-- START OF Supplied information --
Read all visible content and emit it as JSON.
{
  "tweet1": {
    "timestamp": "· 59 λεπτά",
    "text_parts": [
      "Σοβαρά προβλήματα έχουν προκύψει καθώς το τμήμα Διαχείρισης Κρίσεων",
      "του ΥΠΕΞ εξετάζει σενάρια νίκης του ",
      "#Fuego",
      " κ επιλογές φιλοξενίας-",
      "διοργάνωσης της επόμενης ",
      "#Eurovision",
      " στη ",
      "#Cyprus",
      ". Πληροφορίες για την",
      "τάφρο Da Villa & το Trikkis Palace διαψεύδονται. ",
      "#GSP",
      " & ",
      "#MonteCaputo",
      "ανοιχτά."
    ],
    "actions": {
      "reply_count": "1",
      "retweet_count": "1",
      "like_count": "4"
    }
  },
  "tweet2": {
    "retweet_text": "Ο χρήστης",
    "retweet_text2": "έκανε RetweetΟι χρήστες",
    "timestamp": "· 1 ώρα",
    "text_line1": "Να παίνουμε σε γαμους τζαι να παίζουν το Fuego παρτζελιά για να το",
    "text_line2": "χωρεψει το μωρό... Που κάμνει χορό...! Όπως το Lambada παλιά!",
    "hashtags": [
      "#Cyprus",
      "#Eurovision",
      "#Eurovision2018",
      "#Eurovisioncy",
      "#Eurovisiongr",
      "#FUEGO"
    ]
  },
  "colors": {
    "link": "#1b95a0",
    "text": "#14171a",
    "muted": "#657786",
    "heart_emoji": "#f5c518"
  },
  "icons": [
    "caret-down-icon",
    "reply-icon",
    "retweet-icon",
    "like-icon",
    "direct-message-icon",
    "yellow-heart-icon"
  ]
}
-- END OF Supplied information --
§ **To be done**:
Each entry must be reproduced verbatim.

§ **The response**:
Read all visible content and emit it as JSON.
{
  "tweet1": {
    "timestamp": "· 59 λεπτά",
    "text_parts": [
      "Σοβαρά προβλήματα έχουν προκύψει καθώς το τμήμα Διαχείρισης Κρίσεων",
      "του ΥΠΕΞ εξετάζει σενάρια νίκης του ",
      "#Fuego",
      " κ επιλογές φιλοξενίας-",
      "διοργάνωσης της επόμενης ",
      "#Eurovision",
      " στη ",
      "#Cyprus",
      ". Πληροφορίες για την",
      "τάφρο Da Villa & το Trikkis Palace διαψεύδονται. ",
      "#GSP",
      " & ",
      "#MonteCaputo",
      "ανοιχτά."
    ],
    "actions": {
      "reply_count": "1",
      "retweet_count": "1",
      "like_count": "4"
    }
  },
  "tweet2": {
    "retweet_text": "Ο χρήστης",
    "retweet_text2": "έκανε RetweetΟι χρήστες",
    "timestamp": "· 1 ώρα",
    "text_line1": "Να παίνουμε σε γαμους τζαι να παίζουν το Fuego παρτζελιά για να το",
    "text_line2": "χωρεψει το μωρό... Που κάμνει χορό...! Όπως το Lambada παλιά!",
    "hashtags": [
      "#Cyprus",
      "#Eurovision",
      "#Eurovision2018",
      "#Eurovisioncy",
      "#Eurovisiongr",
      "#FUEGO"
    ]
  },
  "colors": {
    "link": "#1b95a0",
    "text": "#14171a",
    "muted": "#657786",
    "heart_emoji": "#f5c518"
  },
  "icons": [
    "caret-down-icon",
    "reply-icon",
    "retweet-icon",
    "like-icon",
    "direct-message-icon",
    "yellow-heart-icon"
  ]
}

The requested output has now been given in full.